* **Provided entries**
####################

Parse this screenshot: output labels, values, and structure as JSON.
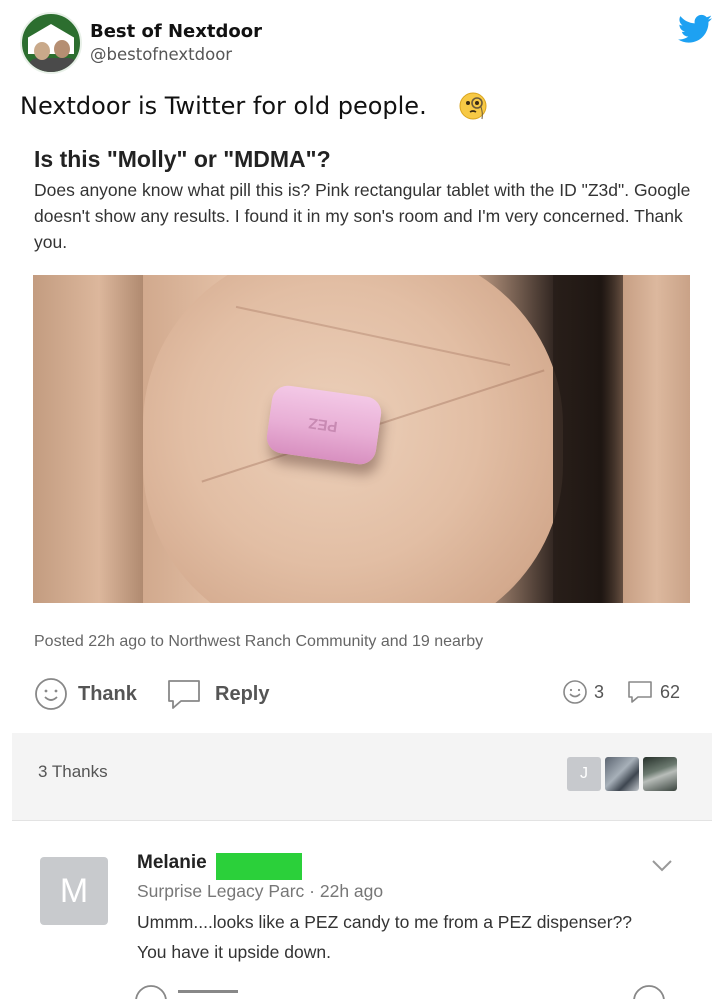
{
  "tweet": {
    "account_name": "Best of Nextdoor",
    "handle": "@bestofnextdoor",
    "text": "Nextdoor is Twitter for old people.",
    "emoji": "face-with-monocle",
    "brand_color": "#1DA1F2"
  },
  "post": {
    "title": "Is this \"Molly\" or \"MDMA\"?",
    "body": "Does anyone know what pill this is? Pink rectangular tablet with the ID \"Z3d\". Google doesn't show any results. I found it in my son's room and I'm very concerned. Thank you.",
    "pill_imprint": "PEZ",
    "meta": "Posted 22h ago to Northwest Ranch Community and 19 nearby"
  },
  "actions": {
    "thank_label": "Thank",
    "reply_label": "Reply",
    "thanks_count": "3",
    "replies_count": "62"
  },
  "thanks_bar": {
    "label": "3 Thanks",
    "avatars": [
      {
        "kind": "letter",
        "text": "J"
      },
      {
        "kind": "photo",
        "text": ""
      },
      {
        "kind": "photo",
        "text": ""
      }
    ]
  },
  "comment": {
    "avatar_letter": "M",
    "author": "Melanie",
    "meta": "Surprise Legacy Parc · 22h ago",
    "text": "Ummm....looks like a PEZ candy to me from a PEZ dispenser?? You have it upside down.",
    "redaction_color": "#2BD03A"
  }
}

####################

* **What you should do**
Write out all the entries again, word for word, and print no images.

* **Response to the exercise**
Parse this screenshot: output labels, values, and structure as JSON.
{
  "tweet": {
    "account_name": "Best of Nextdoor",
    "handle": "@bestofnextdoor",
    "text": "Nextdoor is Twitter for old people.",
    "emoji": "face-with-monocle",
    "brand_color": "#1DA1F2"
  },
  "post": {
    "title": "Is this \"Molly\" or \"MDMA\"?",
    "body": "Does anyone know what pill this is? Pink rectangular tablet with the ID \"Z3d\". Google doesn't show any results. I found it in my son's room and I'm very concerned. Thank you.",
    "pill_imprint": "PEZ",
    "meta": "Posted 22h ago to Northwest Ranch Community and 19 nearby"
  },
  "actions": {
    "thank_label": "Thank",
    "reply_label": "Reply",
    "thanks_count": "3",
    "replies_count": "62"
  },
  "thanks_bar": {
    "label": "3 Thanks",
    "avatars": [
      {
        "kind": "letter",
        "text": "J"
      },
      {
        "kind": "photo",
        "text": ""
      },
      {
        "kind": "photo",
        "text": ""
      }
    ]
  },
  "comment": {
    "avatar_letter": "M",
    "author": "Melanie",
    "meta": "Surprise Legacy Parc · 22h ago",
    "text": "Ummm....looks like a PEZ candy to me from a PEZ dispenser?? You have it upside down.",
    "redaction_color": "#2BD03A"
  }
}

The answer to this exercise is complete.